*Problem:* Using the listing below, select the lines with the word "device" and copy them.

*Data supplied:*
++++

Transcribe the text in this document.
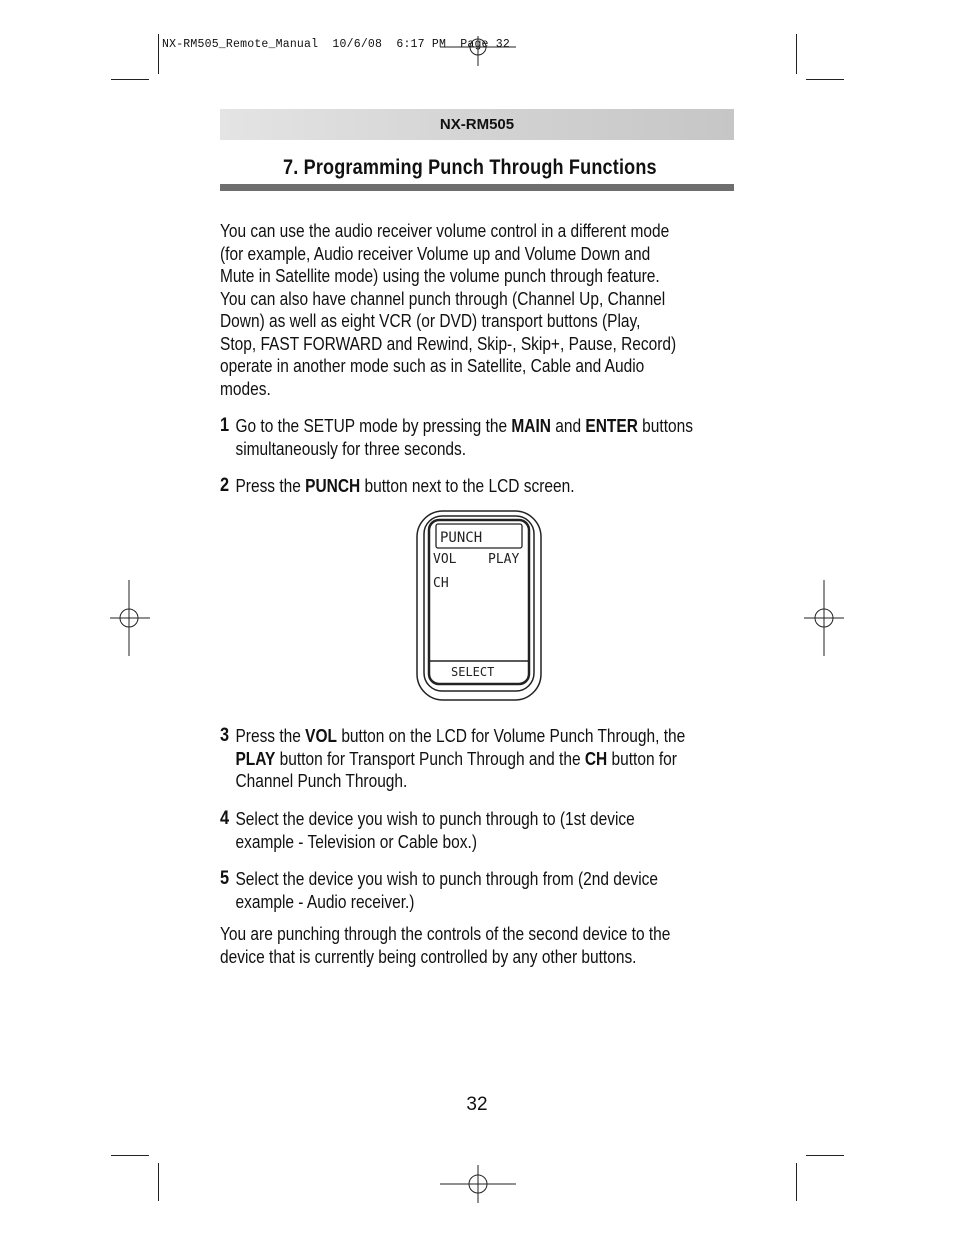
NX-RM505_Remote_Manual  10/6/08  6:17 PM  Page 32
NX-RM505
7. Programming Punch Through Functions
You can use the audio receiver volume control in a different mode
(for example, Audio receiver Volume up and Volume Down and
Mute in Satellite mode) using the volume punch through feature.
You can also have channel punch through (Channel Up, Channel
Down) as well as eight VCR (or DVD) transport buttons (Play,
Stop, FAST FORWARD and Rewind, Skip-, Skip+, Pause, Record)
operate in another mode such as in Satellite, Cable and Audio
modes.
1 Go to the SETUP mode by pressing the MAIN and ENTER buttons
simultaneously for three seconds.
2 Press the PUNCH button next to the LCD screen.
PUNCH
VOL PLAY
CH
SELECT
3 Press the VOL button on the LCD for Volume Punch Through, the
PLAY button for Transport Punch Through and the CH button for
Channel Punch Through.
4 Select the device you wish to punch through to (1st device
example - Television or Cable box.)
5 Select the device you wish to punch through from (2nd device
example - Audio receiver.)
You are punching through the controls of the second device to the
device that is currently being controlled by any other buttons.
32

++++

*Reply to the task:*
4 Select the device you wish to punch through to (1st device
5 Select the device you wish to punch through from (2nd device
You are punching through the controls of the second device to the
device that is currently being controlled by any other buttons.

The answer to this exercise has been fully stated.